Every line below must be reproduced exactly. Copy them all.

▼▼▼

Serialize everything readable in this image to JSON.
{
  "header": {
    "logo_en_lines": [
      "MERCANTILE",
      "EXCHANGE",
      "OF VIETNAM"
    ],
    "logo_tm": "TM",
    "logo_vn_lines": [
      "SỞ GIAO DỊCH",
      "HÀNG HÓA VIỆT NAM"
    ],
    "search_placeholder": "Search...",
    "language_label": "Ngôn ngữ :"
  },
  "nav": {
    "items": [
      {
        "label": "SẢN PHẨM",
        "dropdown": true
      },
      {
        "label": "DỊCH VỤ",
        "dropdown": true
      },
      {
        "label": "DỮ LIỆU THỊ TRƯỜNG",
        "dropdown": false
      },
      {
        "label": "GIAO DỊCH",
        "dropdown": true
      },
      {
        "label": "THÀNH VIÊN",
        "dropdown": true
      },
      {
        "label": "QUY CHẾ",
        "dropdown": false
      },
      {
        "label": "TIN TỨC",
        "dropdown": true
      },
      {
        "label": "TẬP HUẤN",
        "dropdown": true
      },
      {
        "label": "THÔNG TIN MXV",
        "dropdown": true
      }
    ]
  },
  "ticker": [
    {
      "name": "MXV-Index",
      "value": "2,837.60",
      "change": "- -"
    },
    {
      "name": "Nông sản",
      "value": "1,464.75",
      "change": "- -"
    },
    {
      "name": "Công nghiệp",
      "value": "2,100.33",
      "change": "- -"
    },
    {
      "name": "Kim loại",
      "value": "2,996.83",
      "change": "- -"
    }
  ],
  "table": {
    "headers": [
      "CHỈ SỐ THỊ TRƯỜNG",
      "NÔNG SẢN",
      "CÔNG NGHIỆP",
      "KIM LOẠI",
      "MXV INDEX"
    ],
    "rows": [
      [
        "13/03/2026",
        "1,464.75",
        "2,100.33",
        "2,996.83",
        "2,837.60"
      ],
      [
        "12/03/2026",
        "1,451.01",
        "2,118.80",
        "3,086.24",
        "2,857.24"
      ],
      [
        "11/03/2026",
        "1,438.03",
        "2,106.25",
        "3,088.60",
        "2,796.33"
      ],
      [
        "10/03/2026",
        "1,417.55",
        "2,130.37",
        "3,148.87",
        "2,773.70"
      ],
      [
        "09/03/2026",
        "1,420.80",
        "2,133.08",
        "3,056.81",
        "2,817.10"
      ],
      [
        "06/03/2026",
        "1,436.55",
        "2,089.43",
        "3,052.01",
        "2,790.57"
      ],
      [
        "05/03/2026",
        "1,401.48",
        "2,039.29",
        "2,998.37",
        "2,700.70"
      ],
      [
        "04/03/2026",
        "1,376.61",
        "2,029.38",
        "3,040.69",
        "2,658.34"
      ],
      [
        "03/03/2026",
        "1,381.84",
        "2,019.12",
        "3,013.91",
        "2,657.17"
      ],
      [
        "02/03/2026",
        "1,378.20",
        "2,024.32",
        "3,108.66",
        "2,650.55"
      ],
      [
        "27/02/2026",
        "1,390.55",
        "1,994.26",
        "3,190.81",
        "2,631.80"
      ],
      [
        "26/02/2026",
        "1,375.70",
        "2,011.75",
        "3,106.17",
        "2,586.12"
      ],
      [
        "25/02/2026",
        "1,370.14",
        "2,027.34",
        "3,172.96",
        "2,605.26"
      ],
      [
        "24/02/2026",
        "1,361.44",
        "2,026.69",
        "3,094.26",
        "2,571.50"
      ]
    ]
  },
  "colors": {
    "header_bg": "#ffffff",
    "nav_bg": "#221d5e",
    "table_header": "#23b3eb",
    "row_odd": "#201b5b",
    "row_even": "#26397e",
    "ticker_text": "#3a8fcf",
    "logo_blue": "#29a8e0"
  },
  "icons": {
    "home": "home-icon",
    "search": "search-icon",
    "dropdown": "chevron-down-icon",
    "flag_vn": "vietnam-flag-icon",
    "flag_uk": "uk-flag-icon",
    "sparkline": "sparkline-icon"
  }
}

▲▲▲

Solution:
Serialize everything readable in this image to JSON.
{
  "header": {
    "logo_en_lines": [
      "MERCANTILE",
      "EXCHANGE",
      "OF VIETNAM"
    ],
    "logo_tm": "TM",
    "logo_vn_lines": [
      "SỞ GIAO DỊCH",
      "HÀNG HÓA VIỆT NAM"
    ],
    "search_placeholder": "Search...",
    "language_label": "Ngôn ngữ :"
  },
  "nav": {
    "items": [
      {
        "label": "SẢN PHẨM",
        "dropdown": true
      },
      {
        "label": "DỊCH VỤ",
        "dropdown": true
      },
      {
        "label": "DỮ LIỆU THỊ TRƯỜNG",
        "dropdown": false
      },
      {
        "label": "GIAO DỊCH",
        "dropdown": true
      },
      {
        "label": "THÀNH VIÊN",
        "dropdown": true
      },
      {
        "label": "QUY CHẾ",
        "dropdown": false
      },
      {
        "label": "TIN TỨC",
        "dropdown": true
      },
      {
        "label": "TẬP HUẤN",
        "dropdown": true
      },
      {
        "label": "THÔNG TIN MXV",
        "dropdown": true
      }
    ]
  },
  "ticker": [
    {
      "name": "MXV-Index",
      "value": "2,837.60",
      "change": "- -"
    },
    {
      "name": "Nông sản",
      "value": "1,464.75",
      "change": "- -"
    },
    {
      "name": "Công nghiệp",
      "value": "2,100.33",
      "change": "- -"
    },
    {
      "name": "Kim loại",
      "value": "2,996.83",
      "change": "- -"
    }
  ],
  "table": {
    "headers": [
      "CHỈ SỐ THỊ TRƯỜNG",
      "NÔNG SẢN",
      "CÔNG NGHIỆP",
      "KIM LOẠI",
      "MXV INDEX"
    ],
    "rows": [
      [
        "13/03/2026",
        "1,464.75",
        "2,100.33",
        "2,996.83",
        "2,837.60"
      ],
      [
        "12/03/2026",
        "1,451.01",
        "2,118.80",
        "3,086.24",
        "2,857.24"
      ],
      [
        "11/03/2026",
        "1,438.03",
        "2,106.25",
        "3,088.60",
        "2,796.33"
      ],
      [
        "10/03/2026",
        "1,417.55",
        "2,130.37",
        "3,148.87",
        "2,773.70"
      ],
      [
        "09/03/2026",
        "1,420.80",
        "2,133.08",
        "3,056.81",
        "2,817.10"
      ],
      [
        "06/03/2026",
        "1,436.55",
        "2,089.43",
        "3,052.01",
        "2,790.57"
      ],
      [
        "05/03/2026",
        "1,401.48",
        "2,039.29",
        "2,998.37",
        "2,700.70"
      ],
      [
        "04/03/2026",
        "1,376.61",
        "2,029.38",
        "3,040.69",
        "2,658.34"
      ],
      [
        "03/03/2026",
        "1,381.84",
        "2,019.12",
        "3,013.91",
        "2,657.17"
      ],
      [
        "02/03/2026",
        "1,378.20",
        "2,024.32",
        "3,108.66",
        "2,650.55"
      ],
      [
        "27/02/2026",
        "1,390.55",
        "1,994.26",
        "3,190.81",
        "2,631.80"
      ],
      [
        "26/02/2026",
        "1,375.70",
        "2,011.75",
        "3,106.17",
        "2,586.12"
      ],
      [
        "25/02/2026",
        "1,370.14",
        "2,027.34",
        "3,172.96",
        "2,605.26"
      ],
      [
        "24/02/2026",
        "1,361.44",
        "2,026.69",
        "3,094.26",
        "2,571.50"
      ]
    ]
  },
  "colors": {
    "header_bg": "#ffffff",
    "nav_bg": "#221d5e",
    "table_header": "#23b3eb",
    "row_odd": "#201b5b",
    "row_even": "#26397e",
    "ticker_text": "#3a8fcf",
    "logo_blue": "#29a8e0"
  },
  "icons": {
    "home": "home-icon",
    "search": "search-icon",
    "dropdown": "chevron-down-icon",
    "flag_vn": "vietnam-flag-icon",
    "flag_uk": "uk-flag-icon",
    "sparkline": "sparkline-icon"
  }
}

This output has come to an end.